Rows from a dataset:
◇ ◇ ◇ ◇ ◇ ◇ ◇

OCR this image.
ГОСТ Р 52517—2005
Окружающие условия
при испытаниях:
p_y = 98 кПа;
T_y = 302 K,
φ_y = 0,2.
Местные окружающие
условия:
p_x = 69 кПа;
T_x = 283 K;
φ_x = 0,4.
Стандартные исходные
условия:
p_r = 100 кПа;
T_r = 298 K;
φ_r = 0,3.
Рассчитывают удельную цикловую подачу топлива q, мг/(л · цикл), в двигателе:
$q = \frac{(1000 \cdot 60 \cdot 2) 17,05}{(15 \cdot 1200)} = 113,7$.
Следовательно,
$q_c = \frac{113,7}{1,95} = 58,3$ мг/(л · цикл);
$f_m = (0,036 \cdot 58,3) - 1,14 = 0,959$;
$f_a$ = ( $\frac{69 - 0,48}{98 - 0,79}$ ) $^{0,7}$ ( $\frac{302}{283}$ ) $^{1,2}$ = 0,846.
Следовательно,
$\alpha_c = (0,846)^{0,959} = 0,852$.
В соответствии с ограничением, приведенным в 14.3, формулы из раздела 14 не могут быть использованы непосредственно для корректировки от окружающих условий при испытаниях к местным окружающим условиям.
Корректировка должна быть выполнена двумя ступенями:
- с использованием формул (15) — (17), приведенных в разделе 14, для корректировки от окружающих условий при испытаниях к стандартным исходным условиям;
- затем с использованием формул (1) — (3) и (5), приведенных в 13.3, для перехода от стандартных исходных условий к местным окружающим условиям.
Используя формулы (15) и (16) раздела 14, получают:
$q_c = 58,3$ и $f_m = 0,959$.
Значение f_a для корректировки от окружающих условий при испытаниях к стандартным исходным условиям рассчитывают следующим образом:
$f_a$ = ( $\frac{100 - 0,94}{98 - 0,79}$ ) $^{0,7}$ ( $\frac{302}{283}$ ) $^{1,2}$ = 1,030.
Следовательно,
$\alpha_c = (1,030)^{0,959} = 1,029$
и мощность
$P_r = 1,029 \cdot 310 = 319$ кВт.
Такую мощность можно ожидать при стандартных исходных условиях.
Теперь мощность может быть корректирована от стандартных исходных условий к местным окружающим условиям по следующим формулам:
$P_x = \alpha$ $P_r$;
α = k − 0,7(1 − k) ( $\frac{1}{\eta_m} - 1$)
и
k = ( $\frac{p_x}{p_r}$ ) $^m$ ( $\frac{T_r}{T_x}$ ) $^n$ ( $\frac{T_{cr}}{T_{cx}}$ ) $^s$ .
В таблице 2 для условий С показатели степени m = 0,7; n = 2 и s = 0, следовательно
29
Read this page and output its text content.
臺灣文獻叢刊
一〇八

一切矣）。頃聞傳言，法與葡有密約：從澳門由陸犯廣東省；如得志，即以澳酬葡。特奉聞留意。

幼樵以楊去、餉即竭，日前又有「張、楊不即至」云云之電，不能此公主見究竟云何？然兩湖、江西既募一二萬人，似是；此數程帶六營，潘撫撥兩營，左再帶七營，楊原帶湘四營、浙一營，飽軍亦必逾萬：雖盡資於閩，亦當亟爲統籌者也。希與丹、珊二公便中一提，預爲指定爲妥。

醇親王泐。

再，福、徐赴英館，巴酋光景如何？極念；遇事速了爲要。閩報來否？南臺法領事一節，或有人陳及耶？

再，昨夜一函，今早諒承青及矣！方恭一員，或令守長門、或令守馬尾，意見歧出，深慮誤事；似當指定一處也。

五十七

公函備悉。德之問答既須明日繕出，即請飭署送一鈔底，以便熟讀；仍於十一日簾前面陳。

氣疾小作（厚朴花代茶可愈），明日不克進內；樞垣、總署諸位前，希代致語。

◇ ◇ ◇ ◇ ◇ ◇ ◇

Reproduce exactly, with nothing added, the lines from the one that contains "Read this page and output its text content." to the end of the data.

Read this page and output its text content.
臺灣文獻叢刊
一〇八

一切矣）。頃聞傳言，法與葡有密約：從澳門由陸犯廣東省；如得志，即以澳酬葡。特奉聞留意。

幼樵以楊去、餉即竭，日前又有「張、楊不即至」云云之電，不能此公主見究竟云何？然兩湖、江西既募一二萬人，似是；此數程帶六營，潘撫撥兩營，左再帶七營，楊原帶湘四營、浙一營，飽軍亦必逾萬：雖盡資於閩，亦當亟爲統籌者也。希與丹、珊二公便中一提，預爲指定爲妥。

醇親王泐。

再，福、徐赴英館，巴酋光景如何？極念；遇事速了爲要。閩報來否？南臺法領事一節，或有人陳及耶？

再，昨夜一函，今早諒承青及矣！方恭一員，或令守長門、或令守馬尾，意見歧出，深慮誤事；似當指定一處也。

五十七

公函備悉。德之問答既須明日繕出，即請飭署送一鈔底，以便熟讀；仍於十一日簾前面陳。

氣疾小作（厚朴花代茶可愈），明日不克進內；樞垣、總署諸位前，希代致語。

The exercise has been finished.